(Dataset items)

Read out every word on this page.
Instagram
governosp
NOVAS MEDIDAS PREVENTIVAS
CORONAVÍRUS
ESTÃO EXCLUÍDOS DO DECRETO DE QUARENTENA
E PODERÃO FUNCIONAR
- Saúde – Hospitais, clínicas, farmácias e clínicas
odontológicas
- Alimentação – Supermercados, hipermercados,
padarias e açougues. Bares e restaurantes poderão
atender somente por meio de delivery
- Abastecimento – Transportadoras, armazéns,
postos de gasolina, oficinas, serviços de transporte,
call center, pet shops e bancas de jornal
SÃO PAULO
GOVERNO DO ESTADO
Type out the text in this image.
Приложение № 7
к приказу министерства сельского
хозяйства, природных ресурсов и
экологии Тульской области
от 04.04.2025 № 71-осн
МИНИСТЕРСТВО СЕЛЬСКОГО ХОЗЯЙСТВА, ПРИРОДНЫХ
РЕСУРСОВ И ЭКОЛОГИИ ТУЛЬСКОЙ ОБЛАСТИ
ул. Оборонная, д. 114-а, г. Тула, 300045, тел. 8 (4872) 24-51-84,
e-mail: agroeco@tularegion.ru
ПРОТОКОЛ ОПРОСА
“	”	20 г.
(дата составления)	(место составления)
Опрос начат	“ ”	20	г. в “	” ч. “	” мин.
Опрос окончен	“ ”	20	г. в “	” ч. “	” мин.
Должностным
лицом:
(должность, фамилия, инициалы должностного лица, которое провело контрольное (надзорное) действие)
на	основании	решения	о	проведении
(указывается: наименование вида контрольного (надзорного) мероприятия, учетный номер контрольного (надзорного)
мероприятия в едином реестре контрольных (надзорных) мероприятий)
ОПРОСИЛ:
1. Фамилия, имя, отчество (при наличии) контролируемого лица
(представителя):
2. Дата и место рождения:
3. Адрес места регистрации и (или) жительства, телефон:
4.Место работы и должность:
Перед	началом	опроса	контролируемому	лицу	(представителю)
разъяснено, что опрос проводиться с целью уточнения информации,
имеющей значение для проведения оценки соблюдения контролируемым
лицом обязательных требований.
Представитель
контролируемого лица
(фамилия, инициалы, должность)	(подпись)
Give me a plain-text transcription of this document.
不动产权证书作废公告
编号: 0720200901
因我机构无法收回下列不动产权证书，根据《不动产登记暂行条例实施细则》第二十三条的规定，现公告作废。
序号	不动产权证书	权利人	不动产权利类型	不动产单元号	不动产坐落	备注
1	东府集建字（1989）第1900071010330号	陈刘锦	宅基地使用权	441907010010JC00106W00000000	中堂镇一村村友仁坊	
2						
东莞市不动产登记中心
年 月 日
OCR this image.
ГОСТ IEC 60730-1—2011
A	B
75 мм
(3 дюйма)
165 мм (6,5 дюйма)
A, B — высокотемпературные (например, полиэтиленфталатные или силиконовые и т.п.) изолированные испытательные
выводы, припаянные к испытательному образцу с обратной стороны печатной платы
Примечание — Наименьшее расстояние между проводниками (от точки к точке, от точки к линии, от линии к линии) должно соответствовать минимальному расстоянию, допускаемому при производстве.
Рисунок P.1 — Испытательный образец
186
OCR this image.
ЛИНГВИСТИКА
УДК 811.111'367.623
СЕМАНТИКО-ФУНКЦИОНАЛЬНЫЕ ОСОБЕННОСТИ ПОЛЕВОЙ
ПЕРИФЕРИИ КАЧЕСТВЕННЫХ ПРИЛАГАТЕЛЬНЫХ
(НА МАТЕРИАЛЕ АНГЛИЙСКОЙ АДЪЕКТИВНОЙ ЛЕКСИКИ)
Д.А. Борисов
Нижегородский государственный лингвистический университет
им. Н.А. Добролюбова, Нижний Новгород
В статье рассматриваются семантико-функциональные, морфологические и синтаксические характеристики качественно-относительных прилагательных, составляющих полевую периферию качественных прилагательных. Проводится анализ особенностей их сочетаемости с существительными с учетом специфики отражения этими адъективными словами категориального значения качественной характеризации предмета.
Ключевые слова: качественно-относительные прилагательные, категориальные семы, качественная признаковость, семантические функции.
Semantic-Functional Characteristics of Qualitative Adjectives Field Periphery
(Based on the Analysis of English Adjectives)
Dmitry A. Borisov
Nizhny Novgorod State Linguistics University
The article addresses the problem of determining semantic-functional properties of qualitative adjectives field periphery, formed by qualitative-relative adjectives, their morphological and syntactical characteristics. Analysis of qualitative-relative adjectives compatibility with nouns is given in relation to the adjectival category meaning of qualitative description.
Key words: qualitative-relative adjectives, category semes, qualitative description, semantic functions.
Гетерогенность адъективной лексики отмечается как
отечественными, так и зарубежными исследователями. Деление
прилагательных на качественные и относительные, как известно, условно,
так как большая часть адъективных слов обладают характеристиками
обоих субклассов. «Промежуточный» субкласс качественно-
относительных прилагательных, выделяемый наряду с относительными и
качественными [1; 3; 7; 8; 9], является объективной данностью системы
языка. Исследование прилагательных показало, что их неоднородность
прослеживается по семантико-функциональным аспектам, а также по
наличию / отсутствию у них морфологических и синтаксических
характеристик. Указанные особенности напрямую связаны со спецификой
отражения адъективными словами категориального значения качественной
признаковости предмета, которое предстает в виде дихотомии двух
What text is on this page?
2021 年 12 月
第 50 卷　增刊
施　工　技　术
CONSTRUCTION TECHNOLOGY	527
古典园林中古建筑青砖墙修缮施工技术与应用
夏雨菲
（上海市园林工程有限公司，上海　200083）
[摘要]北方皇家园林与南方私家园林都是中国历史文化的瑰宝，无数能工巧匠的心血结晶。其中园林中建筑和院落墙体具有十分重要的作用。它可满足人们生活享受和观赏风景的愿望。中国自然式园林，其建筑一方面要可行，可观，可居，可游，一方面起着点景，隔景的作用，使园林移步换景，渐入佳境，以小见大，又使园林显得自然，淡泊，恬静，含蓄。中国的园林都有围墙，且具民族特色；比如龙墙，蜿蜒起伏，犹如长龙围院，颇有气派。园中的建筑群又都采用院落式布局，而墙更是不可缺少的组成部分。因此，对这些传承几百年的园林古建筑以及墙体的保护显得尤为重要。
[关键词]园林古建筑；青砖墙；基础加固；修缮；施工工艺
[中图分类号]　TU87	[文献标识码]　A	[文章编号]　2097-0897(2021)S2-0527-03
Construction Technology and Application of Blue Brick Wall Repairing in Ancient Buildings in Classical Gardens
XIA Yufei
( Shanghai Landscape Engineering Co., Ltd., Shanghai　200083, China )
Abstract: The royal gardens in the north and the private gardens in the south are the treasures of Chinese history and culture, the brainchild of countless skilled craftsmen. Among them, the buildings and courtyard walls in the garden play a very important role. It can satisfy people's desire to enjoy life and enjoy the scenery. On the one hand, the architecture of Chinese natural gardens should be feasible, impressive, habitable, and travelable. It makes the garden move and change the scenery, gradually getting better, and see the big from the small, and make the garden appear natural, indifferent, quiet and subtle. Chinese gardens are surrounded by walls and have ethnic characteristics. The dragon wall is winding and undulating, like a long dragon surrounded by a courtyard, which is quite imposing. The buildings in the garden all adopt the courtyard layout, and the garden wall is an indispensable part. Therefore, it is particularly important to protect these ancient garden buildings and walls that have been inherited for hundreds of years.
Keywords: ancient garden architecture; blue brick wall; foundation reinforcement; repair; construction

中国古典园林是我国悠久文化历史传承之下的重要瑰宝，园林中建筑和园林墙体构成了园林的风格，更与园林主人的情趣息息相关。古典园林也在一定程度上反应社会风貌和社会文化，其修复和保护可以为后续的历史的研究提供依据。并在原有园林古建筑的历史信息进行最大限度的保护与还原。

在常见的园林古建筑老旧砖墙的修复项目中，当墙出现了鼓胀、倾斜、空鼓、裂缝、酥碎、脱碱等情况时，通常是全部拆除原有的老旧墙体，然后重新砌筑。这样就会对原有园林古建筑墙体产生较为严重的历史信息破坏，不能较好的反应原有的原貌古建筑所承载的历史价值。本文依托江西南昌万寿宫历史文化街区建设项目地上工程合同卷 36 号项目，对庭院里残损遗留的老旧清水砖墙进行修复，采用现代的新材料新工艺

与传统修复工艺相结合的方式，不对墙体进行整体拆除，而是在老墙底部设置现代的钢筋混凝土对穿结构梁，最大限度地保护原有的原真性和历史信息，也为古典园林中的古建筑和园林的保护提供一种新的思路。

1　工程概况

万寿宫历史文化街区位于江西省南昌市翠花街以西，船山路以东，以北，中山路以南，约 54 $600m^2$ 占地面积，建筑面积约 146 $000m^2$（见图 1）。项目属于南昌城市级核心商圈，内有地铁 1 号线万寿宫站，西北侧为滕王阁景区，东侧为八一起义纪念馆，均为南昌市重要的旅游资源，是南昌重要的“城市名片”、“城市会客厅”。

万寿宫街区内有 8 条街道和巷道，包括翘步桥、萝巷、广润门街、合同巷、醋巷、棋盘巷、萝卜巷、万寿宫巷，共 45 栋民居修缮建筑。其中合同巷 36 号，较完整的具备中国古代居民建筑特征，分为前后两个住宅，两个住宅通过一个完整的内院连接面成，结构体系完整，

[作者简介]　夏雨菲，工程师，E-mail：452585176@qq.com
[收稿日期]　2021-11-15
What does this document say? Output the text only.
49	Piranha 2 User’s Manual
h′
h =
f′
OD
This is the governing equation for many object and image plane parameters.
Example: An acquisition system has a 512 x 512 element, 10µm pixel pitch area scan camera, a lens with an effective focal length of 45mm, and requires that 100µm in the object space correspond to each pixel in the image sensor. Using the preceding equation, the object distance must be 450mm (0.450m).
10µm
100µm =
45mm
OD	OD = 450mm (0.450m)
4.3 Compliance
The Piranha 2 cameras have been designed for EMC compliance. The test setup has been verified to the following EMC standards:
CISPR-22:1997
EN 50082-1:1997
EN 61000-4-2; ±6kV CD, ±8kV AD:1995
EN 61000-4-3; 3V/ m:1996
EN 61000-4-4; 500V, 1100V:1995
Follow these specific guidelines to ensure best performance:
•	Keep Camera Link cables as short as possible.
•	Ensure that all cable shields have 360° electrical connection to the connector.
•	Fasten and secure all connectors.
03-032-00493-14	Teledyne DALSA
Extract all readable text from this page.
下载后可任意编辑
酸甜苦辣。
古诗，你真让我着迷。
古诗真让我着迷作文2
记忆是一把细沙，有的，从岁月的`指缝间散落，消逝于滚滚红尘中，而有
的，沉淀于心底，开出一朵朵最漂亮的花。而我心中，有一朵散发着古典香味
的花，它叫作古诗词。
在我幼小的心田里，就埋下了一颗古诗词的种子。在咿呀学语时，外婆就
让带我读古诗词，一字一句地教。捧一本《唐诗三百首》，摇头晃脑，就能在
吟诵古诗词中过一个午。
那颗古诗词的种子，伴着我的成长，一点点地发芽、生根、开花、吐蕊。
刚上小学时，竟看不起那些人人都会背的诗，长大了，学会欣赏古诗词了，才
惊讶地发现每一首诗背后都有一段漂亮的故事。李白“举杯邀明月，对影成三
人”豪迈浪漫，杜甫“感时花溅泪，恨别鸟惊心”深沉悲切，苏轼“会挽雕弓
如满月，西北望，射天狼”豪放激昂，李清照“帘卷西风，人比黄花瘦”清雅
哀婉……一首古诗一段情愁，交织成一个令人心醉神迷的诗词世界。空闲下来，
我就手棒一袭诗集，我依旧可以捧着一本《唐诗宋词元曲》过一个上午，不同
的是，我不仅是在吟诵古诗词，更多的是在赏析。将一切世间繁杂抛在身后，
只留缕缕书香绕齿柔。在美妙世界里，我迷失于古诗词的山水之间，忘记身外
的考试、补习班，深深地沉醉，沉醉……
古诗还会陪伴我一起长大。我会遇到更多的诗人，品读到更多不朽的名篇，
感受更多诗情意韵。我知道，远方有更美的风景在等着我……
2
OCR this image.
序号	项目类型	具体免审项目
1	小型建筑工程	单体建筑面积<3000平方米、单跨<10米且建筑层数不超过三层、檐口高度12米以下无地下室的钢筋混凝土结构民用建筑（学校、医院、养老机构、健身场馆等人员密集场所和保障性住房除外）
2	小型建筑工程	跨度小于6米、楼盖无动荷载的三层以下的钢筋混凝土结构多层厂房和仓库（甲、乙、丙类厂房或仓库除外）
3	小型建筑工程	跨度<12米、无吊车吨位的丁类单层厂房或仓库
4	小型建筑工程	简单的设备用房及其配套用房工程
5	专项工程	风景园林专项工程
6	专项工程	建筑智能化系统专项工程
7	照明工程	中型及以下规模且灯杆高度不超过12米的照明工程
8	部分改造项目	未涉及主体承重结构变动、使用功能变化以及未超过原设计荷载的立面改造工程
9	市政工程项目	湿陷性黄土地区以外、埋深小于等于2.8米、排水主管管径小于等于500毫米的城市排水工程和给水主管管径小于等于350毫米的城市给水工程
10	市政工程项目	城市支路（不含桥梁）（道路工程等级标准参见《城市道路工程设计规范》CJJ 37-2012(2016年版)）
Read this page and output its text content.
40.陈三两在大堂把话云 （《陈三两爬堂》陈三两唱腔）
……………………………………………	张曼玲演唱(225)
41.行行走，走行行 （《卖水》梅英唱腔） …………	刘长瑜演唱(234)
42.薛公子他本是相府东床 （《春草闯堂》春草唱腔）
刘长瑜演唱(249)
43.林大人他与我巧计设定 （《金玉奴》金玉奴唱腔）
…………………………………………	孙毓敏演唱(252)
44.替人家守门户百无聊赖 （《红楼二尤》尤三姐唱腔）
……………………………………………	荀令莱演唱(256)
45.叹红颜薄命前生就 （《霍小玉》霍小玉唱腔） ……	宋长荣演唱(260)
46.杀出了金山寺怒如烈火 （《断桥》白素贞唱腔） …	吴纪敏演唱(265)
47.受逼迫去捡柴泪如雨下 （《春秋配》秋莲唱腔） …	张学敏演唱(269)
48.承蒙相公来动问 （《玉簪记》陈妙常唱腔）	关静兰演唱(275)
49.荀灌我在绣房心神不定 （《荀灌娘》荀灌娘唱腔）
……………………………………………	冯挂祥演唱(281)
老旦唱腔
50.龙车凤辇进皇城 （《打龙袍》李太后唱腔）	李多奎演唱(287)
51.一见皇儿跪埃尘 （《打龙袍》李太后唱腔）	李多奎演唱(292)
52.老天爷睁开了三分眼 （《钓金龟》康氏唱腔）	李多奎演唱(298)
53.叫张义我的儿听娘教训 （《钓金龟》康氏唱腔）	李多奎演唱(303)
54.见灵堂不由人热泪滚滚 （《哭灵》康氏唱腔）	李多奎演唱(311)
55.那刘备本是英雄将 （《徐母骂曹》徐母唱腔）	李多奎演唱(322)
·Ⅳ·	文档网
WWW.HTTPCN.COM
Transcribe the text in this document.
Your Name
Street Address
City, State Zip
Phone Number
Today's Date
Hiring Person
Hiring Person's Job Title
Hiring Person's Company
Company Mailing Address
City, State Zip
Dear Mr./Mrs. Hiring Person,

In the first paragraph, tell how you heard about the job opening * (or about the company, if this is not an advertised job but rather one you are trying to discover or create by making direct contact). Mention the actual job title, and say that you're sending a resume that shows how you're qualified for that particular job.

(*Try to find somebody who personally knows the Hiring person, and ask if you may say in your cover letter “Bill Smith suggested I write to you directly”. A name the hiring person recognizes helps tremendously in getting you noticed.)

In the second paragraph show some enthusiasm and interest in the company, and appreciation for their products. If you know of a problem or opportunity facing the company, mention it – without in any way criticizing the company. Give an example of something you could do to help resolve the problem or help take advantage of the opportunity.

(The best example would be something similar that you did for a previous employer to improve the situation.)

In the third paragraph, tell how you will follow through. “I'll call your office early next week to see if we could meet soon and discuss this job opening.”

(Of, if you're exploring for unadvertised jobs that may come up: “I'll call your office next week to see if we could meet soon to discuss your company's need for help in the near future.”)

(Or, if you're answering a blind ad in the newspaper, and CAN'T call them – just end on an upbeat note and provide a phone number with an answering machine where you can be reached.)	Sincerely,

### Problem details:
Lines of the listing that contain the word "best" are to be counted; report only their number.

### Task answer:
2